◆ Task statement
Scan the entries below. List each line with "trước".

---------- Stored data ----------

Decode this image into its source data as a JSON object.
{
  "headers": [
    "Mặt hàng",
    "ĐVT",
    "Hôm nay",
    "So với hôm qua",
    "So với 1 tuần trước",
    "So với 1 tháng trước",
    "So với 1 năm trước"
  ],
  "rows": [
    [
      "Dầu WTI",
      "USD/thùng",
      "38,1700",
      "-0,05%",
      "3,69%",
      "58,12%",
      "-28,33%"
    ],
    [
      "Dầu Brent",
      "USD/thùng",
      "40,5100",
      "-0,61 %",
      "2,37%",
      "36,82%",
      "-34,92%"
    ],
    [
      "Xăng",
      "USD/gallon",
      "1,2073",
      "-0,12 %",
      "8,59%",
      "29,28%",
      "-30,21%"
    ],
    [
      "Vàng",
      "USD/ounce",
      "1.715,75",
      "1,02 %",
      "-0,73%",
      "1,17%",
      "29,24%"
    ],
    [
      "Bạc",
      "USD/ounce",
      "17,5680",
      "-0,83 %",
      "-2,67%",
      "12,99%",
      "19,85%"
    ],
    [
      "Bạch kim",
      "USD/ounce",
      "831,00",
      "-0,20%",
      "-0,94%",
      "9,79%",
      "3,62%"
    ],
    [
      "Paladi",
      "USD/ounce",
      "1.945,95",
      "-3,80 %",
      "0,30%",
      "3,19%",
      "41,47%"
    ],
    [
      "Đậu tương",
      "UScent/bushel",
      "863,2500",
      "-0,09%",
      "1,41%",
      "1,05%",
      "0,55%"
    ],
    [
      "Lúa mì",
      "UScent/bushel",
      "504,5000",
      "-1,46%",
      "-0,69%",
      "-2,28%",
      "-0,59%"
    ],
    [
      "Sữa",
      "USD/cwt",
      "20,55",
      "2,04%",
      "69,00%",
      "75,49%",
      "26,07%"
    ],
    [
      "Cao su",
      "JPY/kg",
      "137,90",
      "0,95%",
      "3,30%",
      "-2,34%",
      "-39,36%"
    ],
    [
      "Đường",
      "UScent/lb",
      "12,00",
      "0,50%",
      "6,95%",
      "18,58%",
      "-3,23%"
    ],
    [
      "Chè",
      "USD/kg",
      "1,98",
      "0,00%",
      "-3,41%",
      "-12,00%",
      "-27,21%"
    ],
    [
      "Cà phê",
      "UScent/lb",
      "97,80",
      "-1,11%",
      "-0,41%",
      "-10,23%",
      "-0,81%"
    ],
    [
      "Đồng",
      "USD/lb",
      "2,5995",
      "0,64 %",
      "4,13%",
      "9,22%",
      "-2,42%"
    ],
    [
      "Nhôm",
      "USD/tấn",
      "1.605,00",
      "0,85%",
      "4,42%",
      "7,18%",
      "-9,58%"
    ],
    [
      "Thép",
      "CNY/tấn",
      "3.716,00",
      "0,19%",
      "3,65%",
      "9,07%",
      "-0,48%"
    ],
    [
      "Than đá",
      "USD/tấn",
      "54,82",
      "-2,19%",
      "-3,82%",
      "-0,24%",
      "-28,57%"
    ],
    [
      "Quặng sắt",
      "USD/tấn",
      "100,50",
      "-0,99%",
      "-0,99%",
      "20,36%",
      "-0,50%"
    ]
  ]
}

----------

◆ Worked answer
    "So với 1 tuần trước",
    "So với 1 tháng trước",
    "So với 1 năm trước"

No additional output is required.